Write out the listing below exactly, and omit any images you find in it.

[Source data]

——

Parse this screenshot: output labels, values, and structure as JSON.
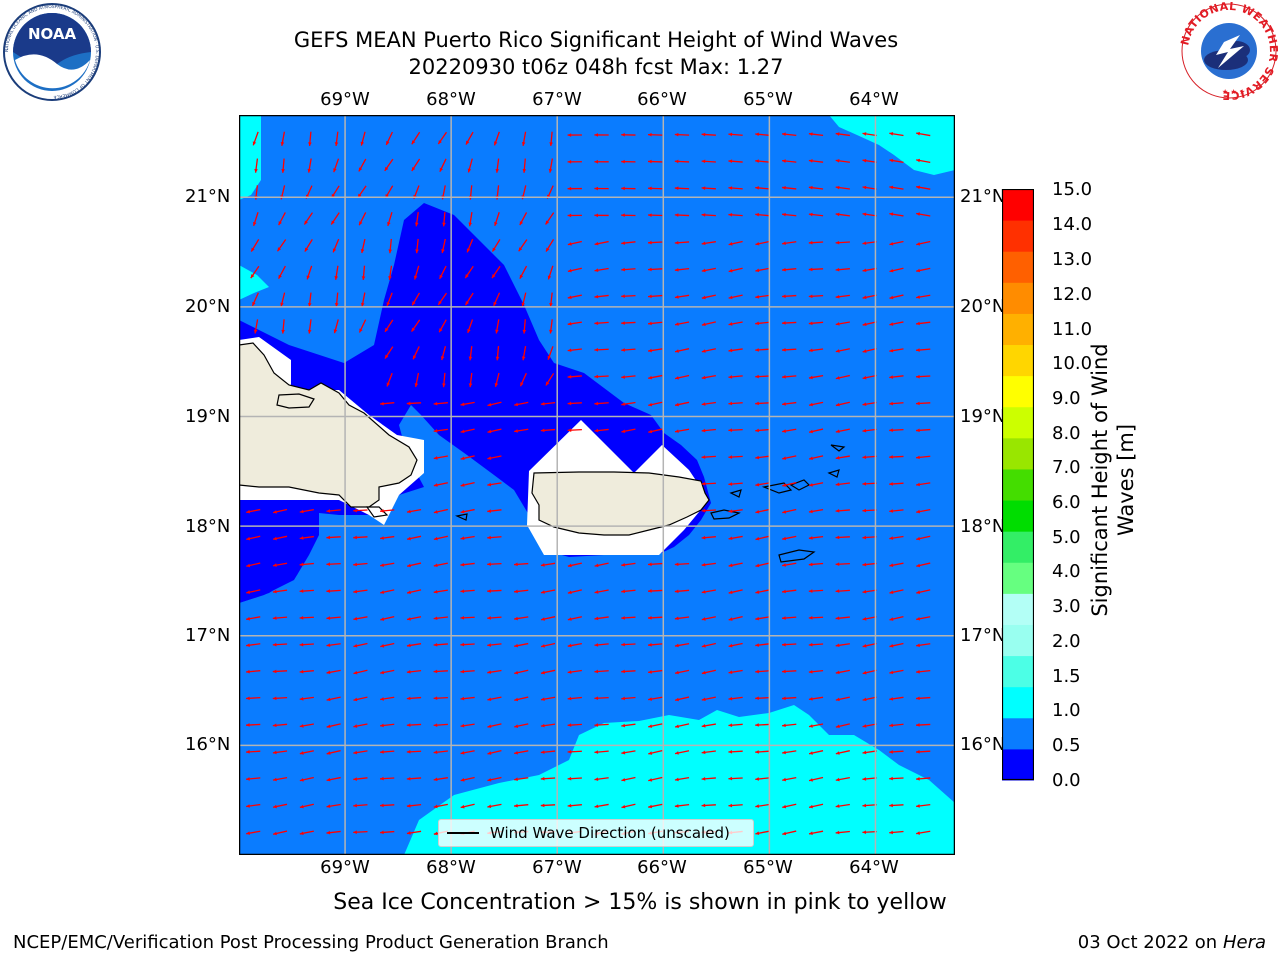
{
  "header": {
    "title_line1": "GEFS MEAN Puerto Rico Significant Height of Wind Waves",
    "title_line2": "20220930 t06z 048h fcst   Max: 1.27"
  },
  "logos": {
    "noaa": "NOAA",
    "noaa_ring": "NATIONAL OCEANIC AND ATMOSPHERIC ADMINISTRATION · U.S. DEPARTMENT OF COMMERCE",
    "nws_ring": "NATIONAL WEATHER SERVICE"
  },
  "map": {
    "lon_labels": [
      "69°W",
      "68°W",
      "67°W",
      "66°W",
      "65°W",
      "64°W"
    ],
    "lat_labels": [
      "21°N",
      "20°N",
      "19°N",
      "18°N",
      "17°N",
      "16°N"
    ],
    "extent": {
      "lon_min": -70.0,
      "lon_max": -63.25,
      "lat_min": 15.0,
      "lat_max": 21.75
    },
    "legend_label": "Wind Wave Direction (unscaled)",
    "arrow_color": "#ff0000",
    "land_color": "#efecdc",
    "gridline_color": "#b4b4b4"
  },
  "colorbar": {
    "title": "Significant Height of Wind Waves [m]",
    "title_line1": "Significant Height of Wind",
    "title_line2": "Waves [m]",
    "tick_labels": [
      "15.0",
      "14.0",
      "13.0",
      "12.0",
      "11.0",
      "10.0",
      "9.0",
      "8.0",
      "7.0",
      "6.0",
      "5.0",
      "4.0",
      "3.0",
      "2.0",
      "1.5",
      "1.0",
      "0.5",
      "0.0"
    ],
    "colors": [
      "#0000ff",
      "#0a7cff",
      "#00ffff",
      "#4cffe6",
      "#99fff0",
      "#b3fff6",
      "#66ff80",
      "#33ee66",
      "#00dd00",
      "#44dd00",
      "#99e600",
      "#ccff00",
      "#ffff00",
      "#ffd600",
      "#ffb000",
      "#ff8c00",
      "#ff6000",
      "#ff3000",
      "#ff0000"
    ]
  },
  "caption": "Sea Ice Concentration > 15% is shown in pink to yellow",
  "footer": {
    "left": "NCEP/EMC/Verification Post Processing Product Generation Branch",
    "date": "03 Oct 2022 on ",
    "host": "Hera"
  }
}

——

RESULT FOR THIS TASK =
Parse this screenshot: output labels, values, and structure as JSON.
{
  "header": {
    "title_line1": "GEFS MEAN Puerto Rico Significant Height of Wind Waves",
    "title_line2": "20220930 t06z 048h fcst   Max: 1.27"
  },
  "logos": {
    "noaa": "NOAA",
    "noaa_ring": "NATIONAL OCEANIC AND ATMOSPHERIC ADMINISTRATION · U.S. DEPARTMENT OF COMMERCE",
    "nws_ring": "NATIONAL WEATHER SERVICE"
  },
  "map": {
    "lon_labels": [
      "69°W",
      "68°W",
      "67°W",
      "66°W",
      "65°W",
      "64°W"
    ],
    "lat_labels": [
      "21°N",
      "20°N",
      "19°N",
      "18°N",
      "17°N",
      "16°N"
    ],
    "extent": {
      "lon_min": -70.0,
      "lon_max": -63.25,
      "lat_min": 15.0,
      "lat_max": 21.75
    },
    "legend_label": "Wind Wave Direction (unscaled)",
    "arrow_color": "#ff0000",
    "land_color": "#efecdc",
    "gridline_color": "#b4b4b4"
  },
  "colorbar": {
    "title": "Significant Height of Wind Waves [m]",
    "title_line1": "Significant Height of Wind",
    "title_line2": "Waves [m]",
    "tick_labels": [
      "15.0",
      "14.0",
      "13.0",
      "12.0",
      "11.0",
      "10.0",
      "9.0",
      "8.0",
      "7.0",
      "6.0",
      "5.0",
      "4.0",
      "3.0",
      "2.0",
      "1.5",
      "1.0",
      "0.5",
      "0.0"
    ],
    "colors": [
      "#0000ff",
      "#0a7cff",
      "#00ffff",
      "#4cffe6",
      "#99fff0",
      "#b3fff6",
      "#66ff80",
      "#33ee66",
      "#00dd00",
      "#44dd00",
      "#99e600",
      "#ccff00",
      "#ffff00",
      "#ffd600",
      "#ffb000",
      "#ff8c00",
      "#ff6000",
      "#ff3000",
      "#ff0000"
    ]
  },
  "caption": "Sea Ice Concentration > 15% is shown in pink to yellow",
  "footer": {
    "left": "NCEP/EMC/Verification Post Processing Product Generation Branch",
    "date": "03 Oct 2022 on ",
    "host": "Hera"
  }
}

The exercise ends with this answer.